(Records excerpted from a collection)
━━━━━━━━
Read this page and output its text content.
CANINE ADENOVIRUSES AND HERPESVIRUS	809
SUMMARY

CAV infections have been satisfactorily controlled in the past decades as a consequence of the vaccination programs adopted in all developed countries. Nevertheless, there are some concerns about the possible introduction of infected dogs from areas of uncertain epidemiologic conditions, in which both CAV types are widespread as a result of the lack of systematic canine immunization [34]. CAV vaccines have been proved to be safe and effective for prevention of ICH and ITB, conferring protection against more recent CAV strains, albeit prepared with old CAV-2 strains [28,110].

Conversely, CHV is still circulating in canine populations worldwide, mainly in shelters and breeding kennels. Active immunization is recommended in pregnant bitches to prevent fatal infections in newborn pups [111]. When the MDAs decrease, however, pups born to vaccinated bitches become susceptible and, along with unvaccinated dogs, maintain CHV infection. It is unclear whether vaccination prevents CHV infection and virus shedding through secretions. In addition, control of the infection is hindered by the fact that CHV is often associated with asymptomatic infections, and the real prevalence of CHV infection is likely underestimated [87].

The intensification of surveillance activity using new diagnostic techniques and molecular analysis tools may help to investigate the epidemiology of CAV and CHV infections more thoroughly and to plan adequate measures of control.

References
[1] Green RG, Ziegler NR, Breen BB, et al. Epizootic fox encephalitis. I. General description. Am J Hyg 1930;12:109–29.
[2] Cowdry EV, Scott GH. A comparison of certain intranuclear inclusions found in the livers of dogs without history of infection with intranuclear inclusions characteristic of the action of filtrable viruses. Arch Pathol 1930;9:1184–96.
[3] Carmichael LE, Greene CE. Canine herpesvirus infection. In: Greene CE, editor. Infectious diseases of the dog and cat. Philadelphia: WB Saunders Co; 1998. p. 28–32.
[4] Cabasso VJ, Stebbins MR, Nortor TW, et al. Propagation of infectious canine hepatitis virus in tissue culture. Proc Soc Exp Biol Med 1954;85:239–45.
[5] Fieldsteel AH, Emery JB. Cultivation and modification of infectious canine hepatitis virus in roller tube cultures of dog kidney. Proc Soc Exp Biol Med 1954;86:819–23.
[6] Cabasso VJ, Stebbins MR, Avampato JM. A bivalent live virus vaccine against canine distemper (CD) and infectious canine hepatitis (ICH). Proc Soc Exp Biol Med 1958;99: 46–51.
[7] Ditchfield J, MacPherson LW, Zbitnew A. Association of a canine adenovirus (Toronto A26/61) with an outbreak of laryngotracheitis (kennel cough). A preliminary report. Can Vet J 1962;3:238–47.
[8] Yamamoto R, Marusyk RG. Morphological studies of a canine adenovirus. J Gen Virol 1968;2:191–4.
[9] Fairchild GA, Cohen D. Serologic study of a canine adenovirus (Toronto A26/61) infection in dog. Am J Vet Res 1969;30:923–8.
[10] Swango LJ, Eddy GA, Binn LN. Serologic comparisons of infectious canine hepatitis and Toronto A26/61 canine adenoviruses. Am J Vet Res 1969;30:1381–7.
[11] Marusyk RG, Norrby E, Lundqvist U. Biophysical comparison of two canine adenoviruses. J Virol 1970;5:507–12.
━━━━━━━━
» **Problem description**:
Where a line in the records above contains the word "Marusyk", copy that line.

» **Result for this task**:
[8] Yamamoto R, Marusyk RG. Morphological studies of a canine adenovirus. J Gen Virol 1968;2:191–4.
[11] Marusyk RG, Norrby E, Lundqvist U. Biophysical comparison of two canine adenoviruses. J Virol 1970;5:507–12.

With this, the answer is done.